Instructions to follow -> Return each line of the data below verbatim; pictures are to be left out.
□ □ □ □
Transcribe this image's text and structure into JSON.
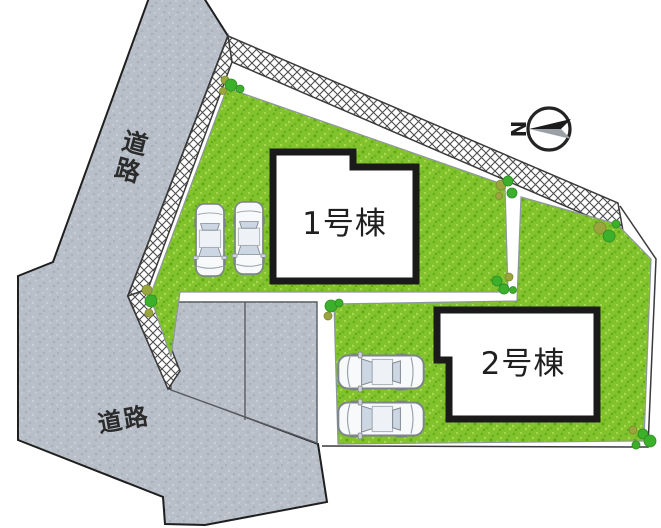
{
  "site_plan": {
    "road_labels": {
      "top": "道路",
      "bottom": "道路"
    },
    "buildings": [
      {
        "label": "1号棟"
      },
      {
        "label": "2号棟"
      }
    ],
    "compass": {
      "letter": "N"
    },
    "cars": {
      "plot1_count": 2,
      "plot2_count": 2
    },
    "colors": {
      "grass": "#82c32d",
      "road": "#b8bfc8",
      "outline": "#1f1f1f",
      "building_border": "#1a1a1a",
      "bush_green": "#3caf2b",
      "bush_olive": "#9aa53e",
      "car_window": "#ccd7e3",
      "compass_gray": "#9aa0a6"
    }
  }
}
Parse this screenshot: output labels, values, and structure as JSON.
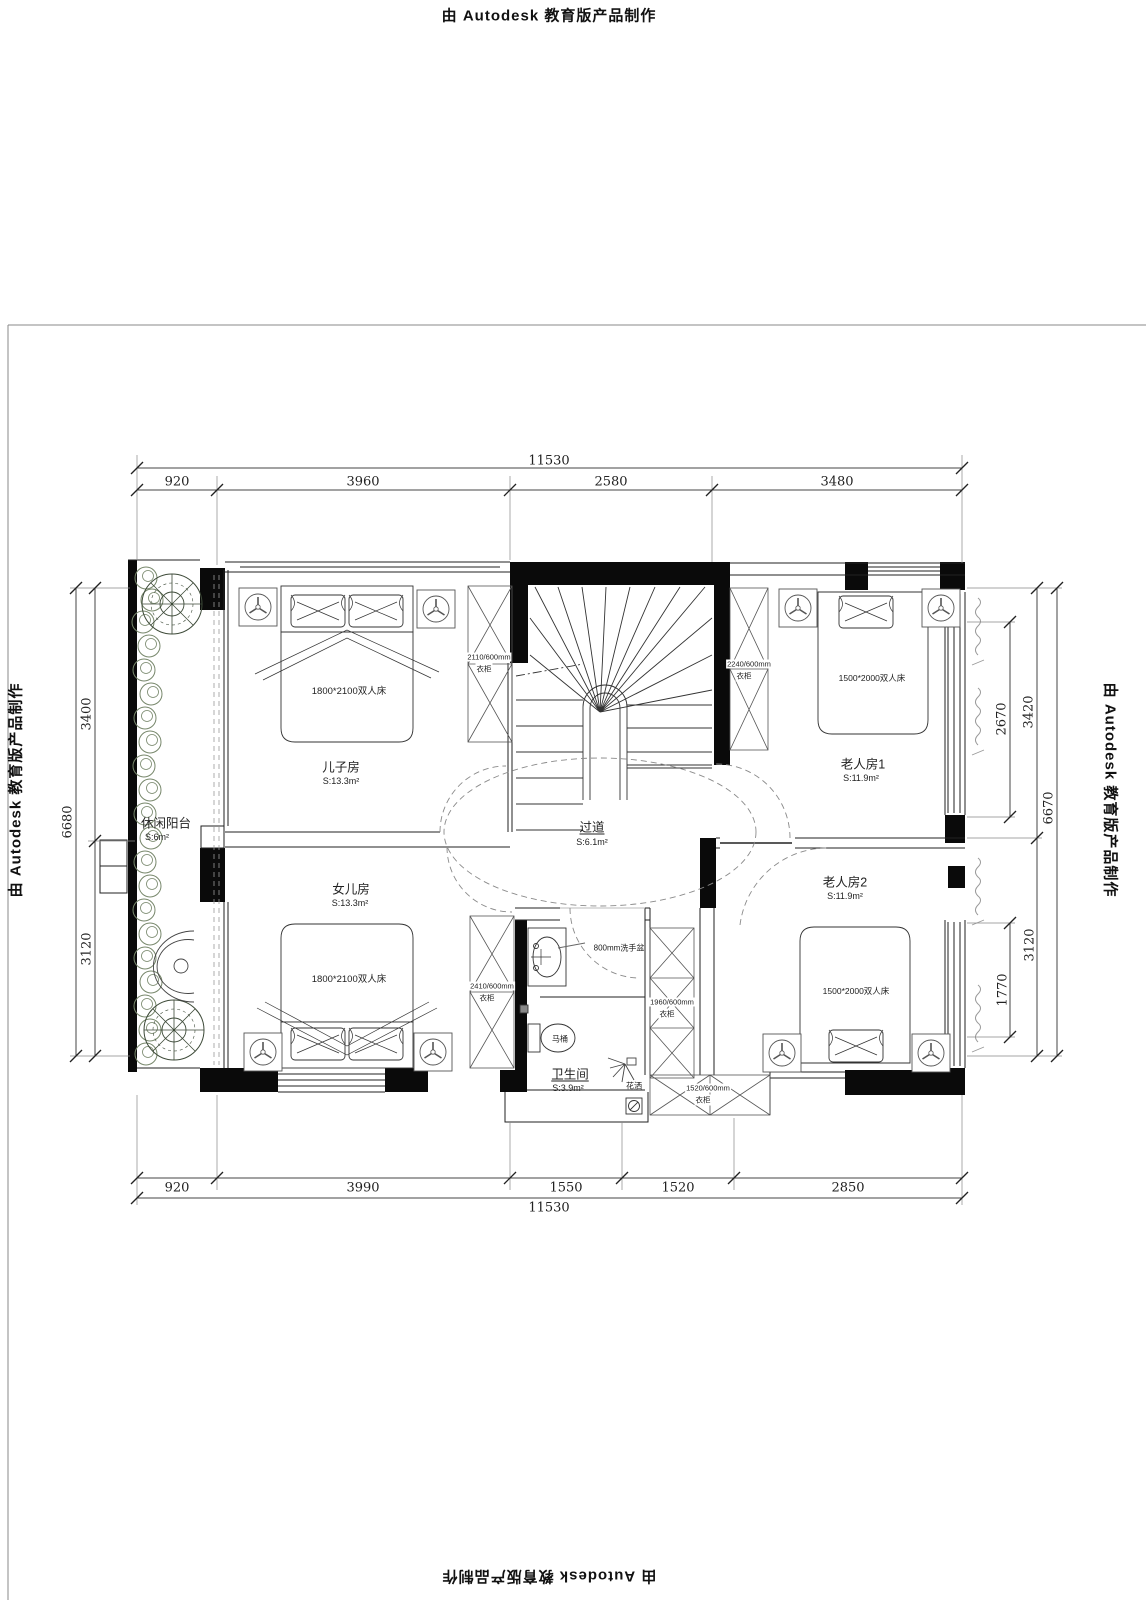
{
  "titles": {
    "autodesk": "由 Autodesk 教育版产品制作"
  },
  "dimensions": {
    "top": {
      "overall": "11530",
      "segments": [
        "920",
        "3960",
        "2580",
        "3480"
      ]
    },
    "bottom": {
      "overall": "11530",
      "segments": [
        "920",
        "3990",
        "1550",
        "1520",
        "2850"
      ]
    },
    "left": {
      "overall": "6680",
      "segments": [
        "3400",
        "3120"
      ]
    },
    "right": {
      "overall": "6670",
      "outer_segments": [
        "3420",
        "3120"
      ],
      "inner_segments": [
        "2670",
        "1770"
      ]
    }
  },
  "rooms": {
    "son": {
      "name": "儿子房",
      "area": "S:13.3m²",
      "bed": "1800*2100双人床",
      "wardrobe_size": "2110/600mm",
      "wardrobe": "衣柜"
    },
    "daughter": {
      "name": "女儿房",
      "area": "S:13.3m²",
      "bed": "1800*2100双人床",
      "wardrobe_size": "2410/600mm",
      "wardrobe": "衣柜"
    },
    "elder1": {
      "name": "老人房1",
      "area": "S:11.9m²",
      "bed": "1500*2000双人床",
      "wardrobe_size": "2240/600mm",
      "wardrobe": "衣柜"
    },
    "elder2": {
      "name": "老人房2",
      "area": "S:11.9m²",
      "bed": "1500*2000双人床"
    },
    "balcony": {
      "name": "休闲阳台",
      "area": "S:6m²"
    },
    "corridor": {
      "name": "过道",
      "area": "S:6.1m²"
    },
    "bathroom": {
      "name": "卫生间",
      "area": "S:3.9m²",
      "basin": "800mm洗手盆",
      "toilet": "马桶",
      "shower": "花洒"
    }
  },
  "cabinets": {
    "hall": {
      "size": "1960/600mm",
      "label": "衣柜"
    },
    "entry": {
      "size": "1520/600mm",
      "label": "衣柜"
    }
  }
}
□ □ □ □
Worked solution ->
Transcribe this image's text and structure into JSON.
{
  "site_plan": {
    "road_labels": {
      "top": "道路",
      "bottom": "道路"
    },
    "buildings": [
      {
        "label": "1号棟"
      },
      {
        "label": "2号棟"
      }
    ],
    "compass": {
      "letter": "N"
    },
    "cars": {
      "plot1_count": 2,
      "plot2_count": 2
    },
    "colors": {
      "grass": "#82c32d",
      "road": "#b8bfc8",
      "outline": "#1f1f1f",
      "building_border": "#1a1a1a",
      "bush_green": "#3caf2b",
      "bush_olive": "#9aa53e",
      "car_window": "#ccd7e3",
      "compass_gray": "#9aa0a6"
    }
  }
}
Parse this screenshot: output labels, values, and structure as JSON.
{
  "titles": {
    "autodesk": "由 Autodesk 教育版产品制作"
  },
  "dimensions": {
    "top": {
      "overall": "11530",
      "segments": [
        "920",
        "3960",
        "2580",
        "3480"
      ]
    },
    "bottom": {
      "overall": "11530",
      "segments": [
        "920",
        "3990",
        "1550",
        "1520",
        "2850"
      ]
    },
    "left": {
      "overall": "6680",
      "segments": [
        "3400",
        "3120"
      ]
    },
    "right": {
      "overall": "6670",
      "outer_segments": [
        "3420",
        "3120"
      ],
      "inner_segments": [
        "2670",
        "1770"
      ]
    }
  },
  "rooms": {
    "son": {
      "name": "儿子房",
      "area": "S:13.3m²",
      "bed": "1800*2100双人床",
      "wardrobe_size": "2110/600mm",
      "wardrobe": "衣柜"
    },
    "daughter": {
      "name": "女儿房",
      "area": "S:13.3m²",
      "bed": "1800*2100双人床",
      "wardrobe_size": "2410/600mm",
      "wardrobe": "衣柜"
    },
    "elder1": {
      "name": "老人房1",
      "area": "S:11.9m²",
      "bed": "1500*2000双人床",
      "wardrobe_size": "2240/600mm",
      "wardrobe": "衣柜"
    },
    "elder2": {
      "name": "老人房2",
      "area": "S:11.9m²",
      "bed": "1500*2000双人床"
    },
    "balcony": {
      "name": "休闲阳台",
      "area": "S:6m²"
    },
    "corridor": {
      "name": "过道",
      "area": "S:6.1m²"
    },
    "bathroom": {
      "name": "卫生间",
      "area": "S:3.9m²",
      "basin": "800mm洗手盆",
      "toilet": "马桶",
      "shower": "花洒"
    }
  },
  "cabinets": {
    "hall": {
      "size": "1960/600mm",
      "label": "衣柜"
    },
    "entry": {
      "size": "1520/600mm",
      "label": "衣柜"
    }
  }
}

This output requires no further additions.